How to complete this task
Make an exact copy of every entry below, with the pictures left out.

***** Material for this exercise *****

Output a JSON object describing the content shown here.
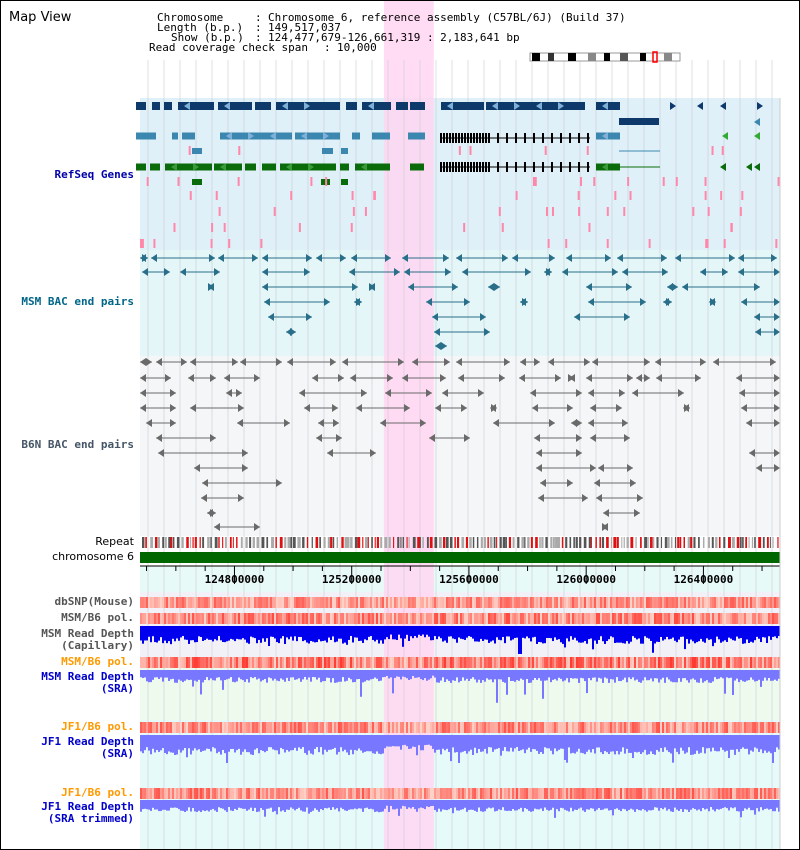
{
  "window": {
    "title": "Map View"
  },
  "header": {
    "chromosome_label": "Chromosome",
    "chromosome_value": "Chromosome 6, reference assembly (C57BL/6J) (Build 37)",
    "length_label": "Length (b.p.)",
    "length_value": "149,517,037",
    "show_label": "Show (b.p.)",
    "show_value": "124,477,679-126,661,319 : 2,183,641 bp",
    "coverage_label": "Read coverage check span",
    "coverage_value": "10,000"
  },
  "tracks": {
    "refseq": "RefSeq Genes",
    "msm_bac": "MSM BAC end pairs",
    "b6n_bac": "B6N BAC end pairs",
    "repeat": "Repeat",
    "chromosome": "chromosome 6",
    "dbsnp": "dbSNP(Mouse)",
    "msm_b6_pol_1": "MSM/B6 pol.",
    "msm_depth_cap_1": "MSM Read Depth",
    "msm_depth_cap_2": "(Capillary)",
    "msm_b6_pol_2": "MSM/B6 pol.",
    "msm_depth_sra_1": "MSM Read Depth",
    "msm_depth_sra_2": "(SRA)",
    "jf1_b6_pol_1": "JF1/B6 pol.",
    "jf1_depth_sra_1": "JF1 Read Depth",
    "jf1_depth_sra_2": "(SRA)",
    "jf1_b6_pol_2": "JF1/B6 pol.",
    "jf1_depth_trim_1": "JF1 Read Depth",
    "jf1_depth_trim_2": "(SRA trimmed)"
  },
  "axis": {
    "ticks": [
      {
        "pos": 124800000,
        "label": "124800000"
      },
      {
        "pos": 125200000,
        "label": "125200000"
      },
      {
        "pos": 125600000,
        "label": "125600000"
      },
      {
        "pos": 126000000,
        "label": "126000000"
      },
      {
        "pos": 126400000,
        "label": "126400000"
      }
    ],
    "start": 124477679,
    "end": 126661319
  },
  "highlight": {
    "start": 125310000,
    "end": 125480000
  },
  "colors": {
    "refseq_label": "#0000aa",
    "msm_label": "#006688",
    "b6n_label": "#445566",
    "pol_orange": "#ff9900",
    "sra_label": "#0000cc",
    "refseq_bg": "#dff0f8",
    "msm_bg": "#e4f6f8",
    "highlight": "#ffd6f2",
    "gene_navy": "#0e3a6b",
    "gene_steel": "#3b87b0",
    "gene_green": "#0a6b0a",
    "chrom_bar": "#006600",
    "depth_blue": "#0000ee",
    "depth_light": "#7777ff"
  }
}
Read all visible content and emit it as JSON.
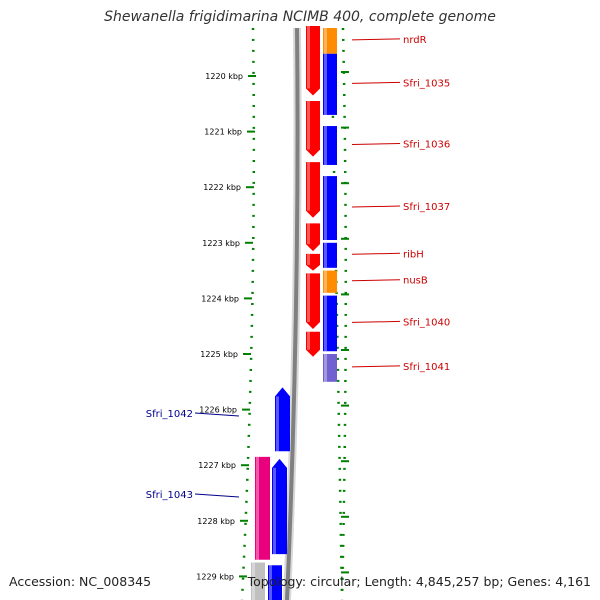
{
  "title": "Shewanella frigidimarina NCIMB 400, complete genome",
  "footer": {
    "accession": "Accession: NC_008345",
    "stats": "Topology: circular; Length: 4,845,257 bp; Genes: 4,161"
  },
  "colors": {
    "cds_forward_a": "#ff0000",
    "cds_forward_b": "#0000ff",
    "cds_reverse": "#0000ff",
    "rna_like": "#ff8c00",
    "pseudo": "#7060d0",
    "pink": "#e8007c",
    "gray": "#c0c0c0",
    "label_right": "#cc0000",
    "label_left": "#00008b",
    "tick": "#008000",
    "backbone": "#808080"
  },
  "ticks": [
    {
      "label": "1220 kbp",
      "kbp": 1220
    },
    {
      "label": "1221 kbp",
      "kbp": 1221
    },
    {
      "label": "1222 kbp",
      "kbp": 1222
    },
    {
      "label": "1223 kbp",
      "kbp": 1223
    },
    {
      "label": "1224 kbp",
      "kbp": 1224
    },
    {
      "label": "1225 kbp",
      "kbp": 1225
    },
    {
      "label": "1226 kbp",
      "kbp": 1226
    },
    {
      "label": "1227 kbp",
      "kbp": 1227
    },
    {
      "label": "1228 kbp",
      "kbp": 1228
    },
    {
      "label": "1229 kbp",
      "kbp": 1229
    }
  ],
  "genes_right": [
    {
      "name": "nrdR",
      "start": 1219.1,
      "end": 1219.6,
      "color": "rna_like"
    },
    {
      "name": "Sfri_1035",
      "start": 1219.6,
      "end": 1220.7
    },
    {
      "name": "Sfri_1036",
      "start": 1220.9,
      "end": 1221.6
    },
    {
      "name": "Sfri_1037",
      "start": 1221.8,
      "end": 1222.95
    },
    {
      "name": "ribH",
      "start": 1223.0,
      "end": 1223.45
    },
    {
      "name": "nusB",
      "start": 1223.5,
      "end": 1223.9,
      "color": "rna_like"
    },
    {
      "name": "Sfri_1040",
      "start": 1223.95,
      "end": 1224.95
    },
    {
      "name": "Sfri_1041",
      "start": 1225.0,
      "end": 1225.5,
      "color": "pseudo"
    }
  ],
  "genes_left": [
    {
      "name": "Sfri_1042",
      "start": 1225.6,
      "end": 1226.75
    },
    {
      "name": "Sfri_1043",
      "start": 1226.85,
      "end": 1228.6
    }
  ]
}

*****

Output below
Output a JSON object describing the content shown here.
{
  "window": {
    "title": "Map View"
  },
  "header": {
    "chromosome_label": "Chromosome",
    "chromosome_value": "Chromosome 6, reference assembly (C57BL/6J) (Build 37)",
    "length_label": "Length (b.p.)",
    "length_value": "149,517,037",
    "show_label": "Show (b.p.)",
    "show_value": "124,477,679-126,661,319 : 2,183,641 bp",
    "coverage_label": "Read coverage check span",
    "coverage_value": "10,000"
  },
  "tracks": {
    "refseq": "RefSeq Genes",
    "msm_bac": "MSM BAC end pairs",
    "b6n_bac": "B6N BAC end pairs",
    "repeat": "Repeat",
    "chromosome": "chromosome 6",
    "dbsnp": "dbSNP(Mouse)",
    "msm_b6_pol_1": "MSM/B6 pol.",
    "msm_depth_cap_1": "MSM Read Depth",
    "msm_depth_cap_2": "(Capillary)",
    "msm_b6_pol_2": "MSM/B6 pol.",
    "msm_depth_sra_1": "MSM Read Depth",
    "msm_depth_sra_2": "(SRA)",
    "jf1_b6_pol_1": "JF1/B6 pol.",
    "jf1_depth_sra_1": "JF1 Read Depth",
    "jf1_depth_sra_2": "(SRA)",
    "jf1_b6_pol_2": "JF1/B6 pol.",
    "jf1_depth_trim_1": "JF1 Read Depth",
    "jf1_depth_trim_2": "(SRA trimmed)"
  },
  "axis": {
    "ticks": [
      {
        "pos": 124800000,
        "label": "124800000"
      },
      {
        "pos": 125200000,
        "label": "125200000"
      },
      {
        "pos": 125600000,
        "label": "125600000"
      },
      {
        "pos": 126000000,
        "label": "126000000"
      },
      {
        "pos": 126400000,
        "label": "126400000"
      }
    ],
    "start": 124477679,
    "end": 126661319
  },
  "highlight": {
    "start": 125310000,
    "end": 125480000
  },
  "colors": {
    "refseq_label": "#0000aa",
    "msm_label": "#006688",
    "b6n_label": "#445566",
    "pol_orange": "#ff9900",
    "sra_label": "#0000cc",
    "refseq_bg": "#dff0f8",
    "msm_bg": "#e4f6f8",
    "highlight": "#ffd6f2",
    "gene_navy": "#0e3a6b",
    "gene_steel": "#3b87b0",
    "gene_green": "#0a6b0a",
    "chrom_bar": "#006600",
    "depth_blue": "#0000ee",
    "depth_light": "#7777ff"
  }
}
Read all visible content and emit it as JSON.
{
  "title": "Shewanella frigidimarina NCIMB 400, complete genome",
  "footer": {
    "accession": "Accession: NC_008345",
    "stats": "Topology: circular; Length: 4,845,257 bp; Genes: 4,161"
  },
  "colors": {
    "cds_forward_a": "#ff0000",
    "cds_forward_b": "#0000ff",
    "cds_reverse": "#0000ff",
    "rna_like": "#ff8c00",
    "pseudo": "#7060d0",
    "pink": "#e8007c",
    "gray": "#c0c0c0",
    "label_right": "#cc0000",
    "label_left": "#00008b",
    "tick": "#008000",
    "backbone": "#808080"
  },
  "ticks": [
    {
      "label": "1220 kbp",
      "kbp": 1220
    },
    {
      "label": "1221 kbp",
      "kbp": 1221
    },
    {
      "label": "1222 kbp",
      "kbp": 1222
    },
    {
      "label": "1223 kbp",
      "kbp": 1223
    },
    {
      "label": "1224 kbp",
      "kbp": 1224
    },
    {
      "label": "1225 kbp",
      "kbp": 1225
    },
    {
      "label": "1226 kbp",
      "kbp": 1226
    },
    {
      "label": "1227 kbp",
      "kbp": 1227
    },
    {
      "label": "1228 kbp",
      "kbp": 1228
    },
    {
      "label": "1229 kbp",
      "kbp": 1229
    }
  ],
  "genes_right": [
    {
      "name": "nrdR",
      "start": 1219.1,
      "end": 1219.6,
      "color": "rna_like"
    },
    {
      "name": "Sfri_1035",
      "start": 1219.6,
      "end": 1220.7
    },
    {
      "name": "Sfri_1036",
      "start": 1220.9,
      "end": 1221.6
    },
    {
      "name": "Sfri_1037",
      "start": 1221.8,
      "end": 1222.95
    },
    {
      "name": "ribH",
      "start": 1223.0,
      "end": 1223.45
    },
    {
      "name": "nusB",
      "start": 1223.5,
      "end": 1223.9,
      "color": "rna_like"
    },
    {
      "name": "Sfri_1040",
      "start": 1223.95,
      "end": 1224.95
    },
    {
      "name": "Sfri_1041",
      "start": 1225.0,
      "end": 1225.5,
      "color": "pseudo"
    }
  ],
  "genes_left": [
    {
      "name": "Sfri_1042",
      "start": 1225.6,
      "end": 1226.75
    },
    {
      "name": "Sfri_1043",
      "start": 1226.85,
      "end": 1228.6
    }
  ]
}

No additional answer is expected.